# The request
State how many lines include "secondary", giving the number by itself.

Extracted records

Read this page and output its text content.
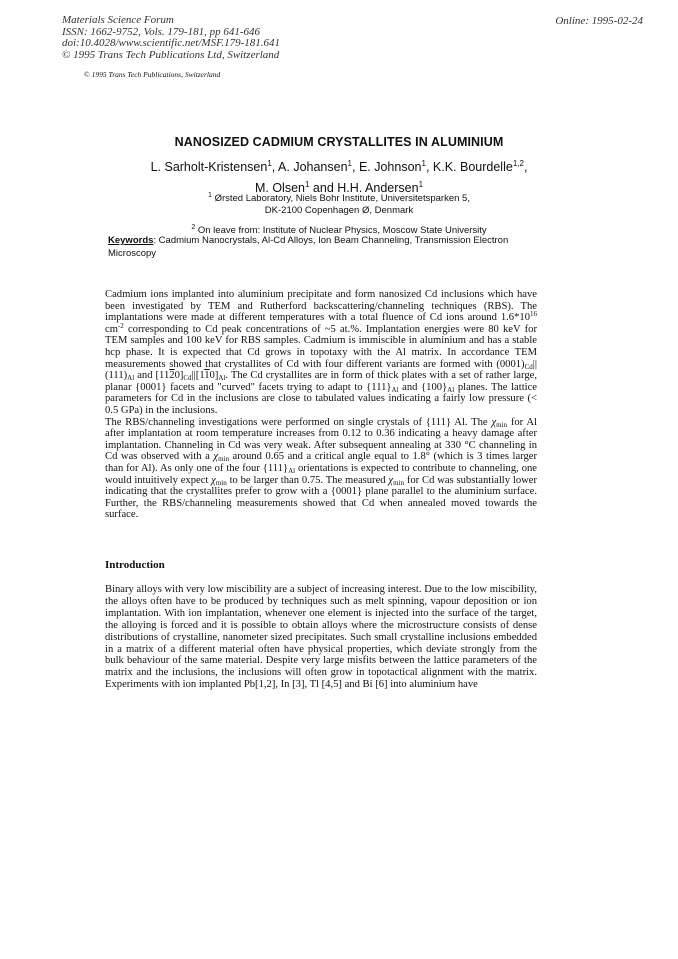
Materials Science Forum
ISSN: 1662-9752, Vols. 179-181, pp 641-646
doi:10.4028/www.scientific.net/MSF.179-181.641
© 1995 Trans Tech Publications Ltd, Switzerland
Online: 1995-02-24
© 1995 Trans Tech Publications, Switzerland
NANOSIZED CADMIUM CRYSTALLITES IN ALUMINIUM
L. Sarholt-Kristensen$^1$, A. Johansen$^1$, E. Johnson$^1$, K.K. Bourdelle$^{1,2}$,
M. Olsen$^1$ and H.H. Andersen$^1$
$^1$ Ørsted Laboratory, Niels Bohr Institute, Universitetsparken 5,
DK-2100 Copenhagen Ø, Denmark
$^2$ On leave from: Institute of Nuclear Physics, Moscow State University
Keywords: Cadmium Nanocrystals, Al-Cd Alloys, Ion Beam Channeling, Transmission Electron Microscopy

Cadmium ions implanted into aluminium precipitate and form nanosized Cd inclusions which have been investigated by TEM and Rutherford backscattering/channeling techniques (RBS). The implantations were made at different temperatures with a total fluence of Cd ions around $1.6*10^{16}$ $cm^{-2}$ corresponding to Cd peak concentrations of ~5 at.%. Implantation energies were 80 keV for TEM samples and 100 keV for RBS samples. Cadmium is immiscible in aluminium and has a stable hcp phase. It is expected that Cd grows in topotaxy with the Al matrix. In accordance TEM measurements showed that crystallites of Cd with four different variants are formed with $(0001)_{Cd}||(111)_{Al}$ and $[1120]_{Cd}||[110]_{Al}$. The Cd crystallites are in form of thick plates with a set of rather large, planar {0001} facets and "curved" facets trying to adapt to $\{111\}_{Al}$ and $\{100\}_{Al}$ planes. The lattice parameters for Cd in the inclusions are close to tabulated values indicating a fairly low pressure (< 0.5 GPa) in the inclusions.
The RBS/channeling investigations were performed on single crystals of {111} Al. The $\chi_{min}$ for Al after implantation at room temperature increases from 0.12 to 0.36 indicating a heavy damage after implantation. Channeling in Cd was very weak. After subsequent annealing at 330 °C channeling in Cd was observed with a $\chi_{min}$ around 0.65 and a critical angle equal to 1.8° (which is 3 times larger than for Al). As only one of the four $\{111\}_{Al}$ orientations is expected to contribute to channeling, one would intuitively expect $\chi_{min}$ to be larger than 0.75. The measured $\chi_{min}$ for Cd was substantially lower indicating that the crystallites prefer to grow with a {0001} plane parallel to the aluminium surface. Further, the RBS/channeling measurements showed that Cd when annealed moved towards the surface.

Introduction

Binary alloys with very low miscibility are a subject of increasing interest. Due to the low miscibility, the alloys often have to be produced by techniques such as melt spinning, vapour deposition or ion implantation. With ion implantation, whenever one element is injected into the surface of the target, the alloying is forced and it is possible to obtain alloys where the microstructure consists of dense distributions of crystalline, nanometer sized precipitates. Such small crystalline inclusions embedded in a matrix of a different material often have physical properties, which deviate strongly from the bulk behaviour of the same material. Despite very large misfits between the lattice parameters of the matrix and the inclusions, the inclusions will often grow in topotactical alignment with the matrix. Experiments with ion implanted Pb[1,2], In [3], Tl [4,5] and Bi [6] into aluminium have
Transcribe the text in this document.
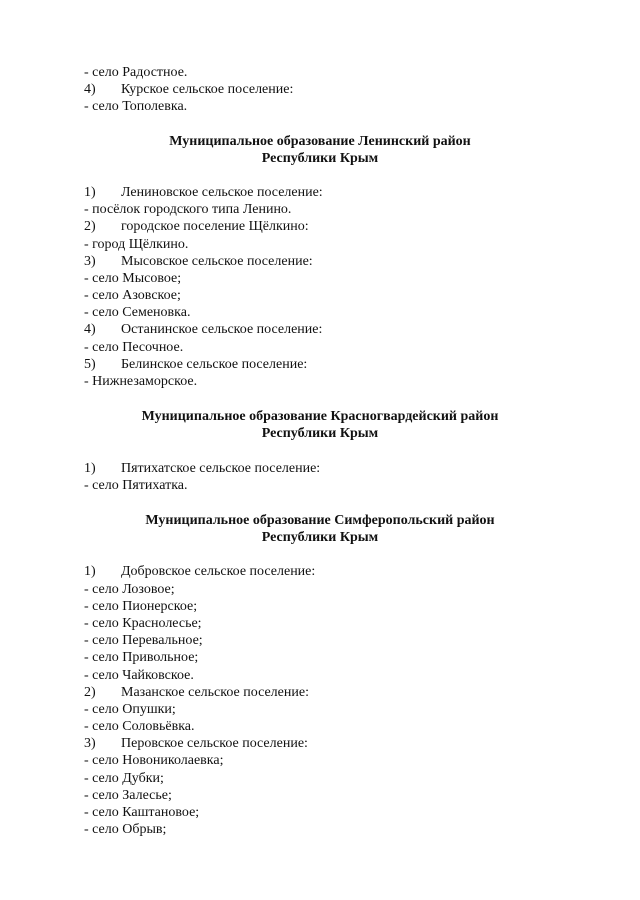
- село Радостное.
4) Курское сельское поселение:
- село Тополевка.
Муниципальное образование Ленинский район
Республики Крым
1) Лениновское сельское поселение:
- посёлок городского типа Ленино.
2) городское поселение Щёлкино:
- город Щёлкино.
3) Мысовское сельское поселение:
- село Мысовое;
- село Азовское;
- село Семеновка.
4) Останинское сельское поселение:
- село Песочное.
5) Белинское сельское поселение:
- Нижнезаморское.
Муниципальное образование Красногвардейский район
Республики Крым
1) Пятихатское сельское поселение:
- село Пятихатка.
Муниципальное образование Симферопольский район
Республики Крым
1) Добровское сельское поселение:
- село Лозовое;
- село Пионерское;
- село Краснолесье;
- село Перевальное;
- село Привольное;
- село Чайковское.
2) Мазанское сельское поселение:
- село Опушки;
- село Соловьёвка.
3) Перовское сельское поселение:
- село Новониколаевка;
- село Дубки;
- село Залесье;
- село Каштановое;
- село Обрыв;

* * *

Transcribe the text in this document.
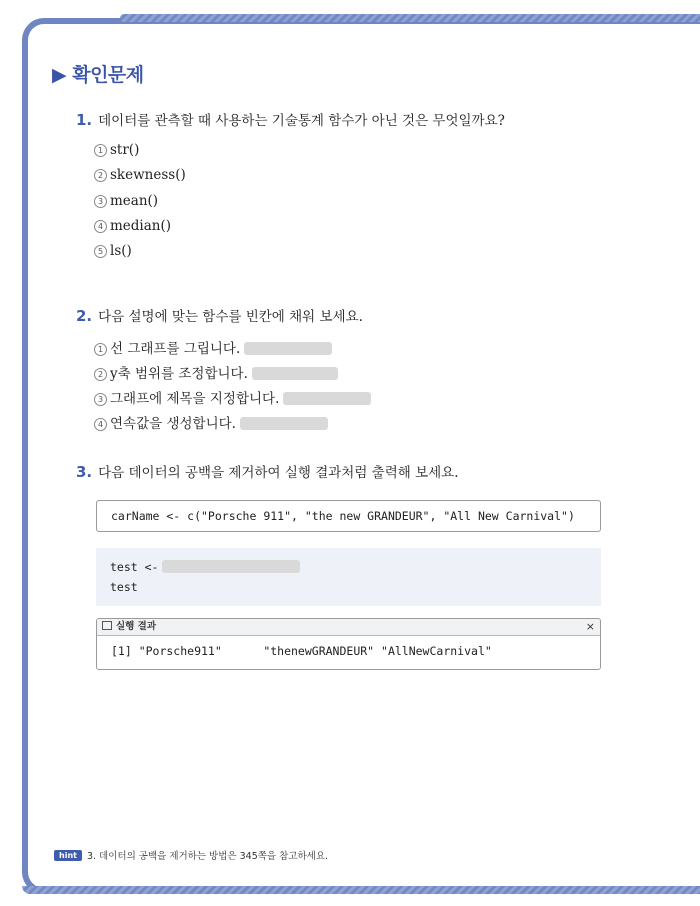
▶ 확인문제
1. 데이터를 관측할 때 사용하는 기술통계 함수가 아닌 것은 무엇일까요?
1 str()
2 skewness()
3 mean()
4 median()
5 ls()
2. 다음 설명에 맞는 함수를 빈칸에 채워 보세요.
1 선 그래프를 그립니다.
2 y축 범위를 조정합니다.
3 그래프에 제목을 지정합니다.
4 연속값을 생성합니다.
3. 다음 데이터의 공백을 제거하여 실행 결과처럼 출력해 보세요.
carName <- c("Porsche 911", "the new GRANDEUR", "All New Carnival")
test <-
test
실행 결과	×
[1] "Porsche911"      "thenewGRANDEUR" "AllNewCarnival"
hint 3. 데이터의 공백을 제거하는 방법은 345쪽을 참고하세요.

* * *

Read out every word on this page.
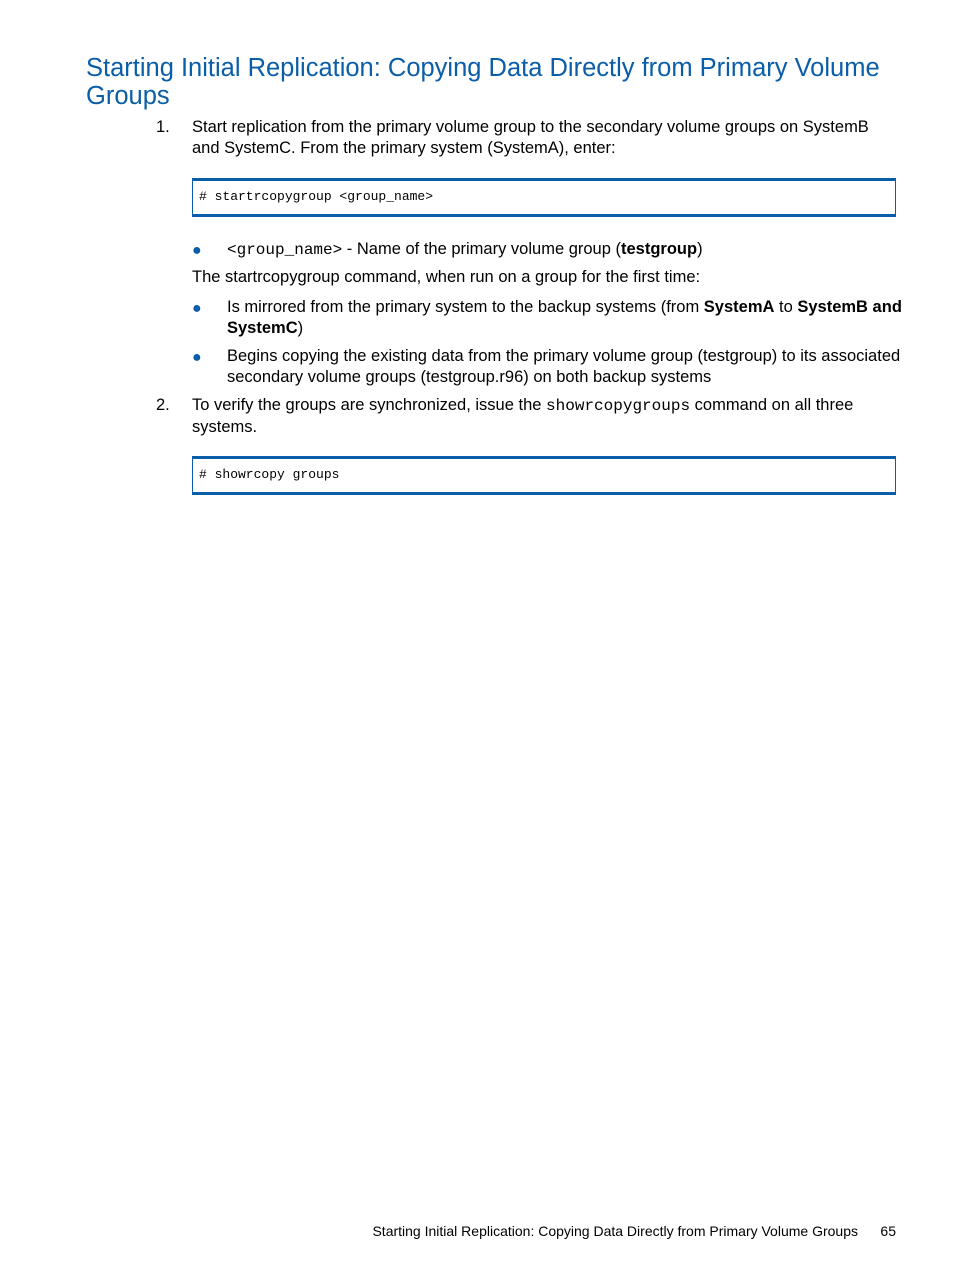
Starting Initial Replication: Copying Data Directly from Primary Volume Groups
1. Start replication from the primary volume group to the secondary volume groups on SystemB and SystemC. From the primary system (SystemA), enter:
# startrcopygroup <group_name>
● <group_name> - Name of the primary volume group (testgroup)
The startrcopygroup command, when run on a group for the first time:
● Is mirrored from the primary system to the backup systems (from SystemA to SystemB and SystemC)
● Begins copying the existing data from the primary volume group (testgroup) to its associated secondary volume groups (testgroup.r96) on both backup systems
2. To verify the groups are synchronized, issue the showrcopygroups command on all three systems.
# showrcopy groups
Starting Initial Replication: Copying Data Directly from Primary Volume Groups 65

# Full response
2